[BEGIN Listing]

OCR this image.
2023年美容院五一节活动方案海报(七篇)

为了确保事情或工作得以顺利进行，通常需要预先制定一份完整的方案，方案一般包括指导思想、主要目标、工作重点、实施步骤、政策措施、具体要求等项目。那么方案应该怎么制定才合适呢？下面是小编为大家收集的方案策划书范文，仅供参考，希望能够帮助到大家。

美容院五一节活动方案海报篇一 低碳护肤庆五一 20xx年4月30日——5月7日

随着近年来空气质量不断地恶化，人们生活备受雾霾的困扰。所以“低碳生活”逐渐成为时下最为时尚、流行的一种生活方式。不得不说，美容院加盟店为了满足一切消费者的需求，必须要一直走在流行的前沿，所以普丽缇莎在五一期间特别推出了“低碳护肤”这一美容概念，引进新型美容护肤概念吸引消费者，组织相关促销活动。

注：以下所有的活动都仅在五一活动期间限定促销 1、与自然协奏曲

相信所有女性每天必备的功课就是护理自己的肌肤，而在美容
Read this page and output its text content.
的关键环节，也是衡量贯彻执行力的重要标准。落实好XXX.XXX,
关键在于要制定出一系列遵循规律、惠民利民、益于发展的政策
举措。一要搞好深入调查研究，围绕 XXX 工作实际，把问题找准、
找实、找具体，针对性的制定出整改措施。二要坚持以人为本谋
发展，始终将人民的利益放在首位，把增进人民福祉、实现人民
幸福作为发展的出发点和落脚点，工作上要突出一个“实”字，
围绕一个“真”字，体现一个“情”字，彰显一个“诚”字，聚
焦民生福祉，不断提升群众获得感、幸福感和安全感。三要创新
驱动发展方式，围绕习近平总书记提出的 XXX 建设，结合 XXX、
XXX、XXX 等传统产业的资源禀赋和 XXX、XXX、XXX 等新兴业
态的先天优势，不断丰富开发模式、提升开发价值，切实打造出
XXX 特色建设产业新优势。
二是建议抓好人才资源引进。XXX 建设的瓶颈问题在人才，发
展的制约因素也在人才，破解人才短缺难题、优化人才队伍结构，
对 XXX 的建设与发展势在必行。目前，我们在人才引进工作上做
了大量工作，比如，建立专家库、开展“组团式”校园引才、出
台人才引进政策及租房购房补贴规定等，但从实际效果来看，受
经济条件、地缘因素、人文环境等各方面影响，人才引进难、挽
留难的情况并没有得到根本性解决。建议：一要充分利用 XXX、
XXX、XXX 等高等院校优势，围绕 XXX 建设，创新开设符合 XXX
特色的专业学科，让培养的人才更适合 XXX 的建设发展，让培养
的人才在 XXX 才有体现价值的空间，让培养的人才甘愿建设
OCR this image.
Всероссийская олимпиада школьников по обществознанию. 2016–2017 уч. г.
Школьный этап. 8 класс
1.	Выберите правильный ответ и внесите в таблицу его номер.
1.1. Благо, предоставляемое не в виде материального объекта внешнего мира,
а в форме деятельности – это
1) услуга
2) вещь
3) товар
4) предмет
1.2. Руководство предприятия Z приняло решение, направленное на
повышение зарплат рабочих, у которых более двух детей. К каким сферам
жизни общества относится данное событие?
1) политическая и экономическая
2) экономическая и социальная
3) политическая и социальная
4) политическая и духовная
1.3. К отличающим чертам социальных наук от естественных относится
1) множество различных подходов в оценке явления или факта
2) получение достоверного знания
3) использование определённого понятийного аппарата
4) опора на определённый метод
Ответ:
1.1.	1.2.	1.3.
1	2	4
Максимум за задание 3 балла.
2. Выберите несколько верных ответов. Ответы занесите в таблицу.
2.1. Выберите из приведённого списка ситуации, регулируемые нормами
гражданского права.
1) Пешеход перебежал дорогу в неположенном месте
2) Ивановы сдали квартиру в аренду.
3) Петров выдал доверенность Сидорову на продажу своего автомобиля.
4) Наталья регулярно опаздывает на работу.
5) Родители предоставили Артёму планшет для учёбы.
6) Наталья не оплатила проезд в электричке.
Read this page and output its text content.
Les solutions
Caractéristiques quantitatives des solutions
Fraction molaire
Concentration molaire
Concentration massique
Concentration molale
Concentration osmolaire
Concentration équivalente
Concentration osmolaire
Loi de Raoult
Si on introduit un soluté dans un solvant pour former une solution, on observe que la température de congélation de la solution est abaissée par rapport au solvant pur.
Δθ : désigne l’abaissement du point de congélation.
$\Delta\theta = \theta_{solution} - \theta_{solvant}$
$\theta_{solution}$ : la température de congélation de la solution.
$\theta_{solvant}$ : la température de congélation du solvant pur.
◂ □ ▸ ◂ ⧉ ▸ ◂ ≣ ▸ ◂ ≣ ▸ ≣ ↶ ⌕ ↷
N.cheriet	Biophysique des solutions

[END Listing]

> [What is being asked]:
Find every line holding the word "экономическая"; give their count and nothing else.

> [Output for this exercise]:
2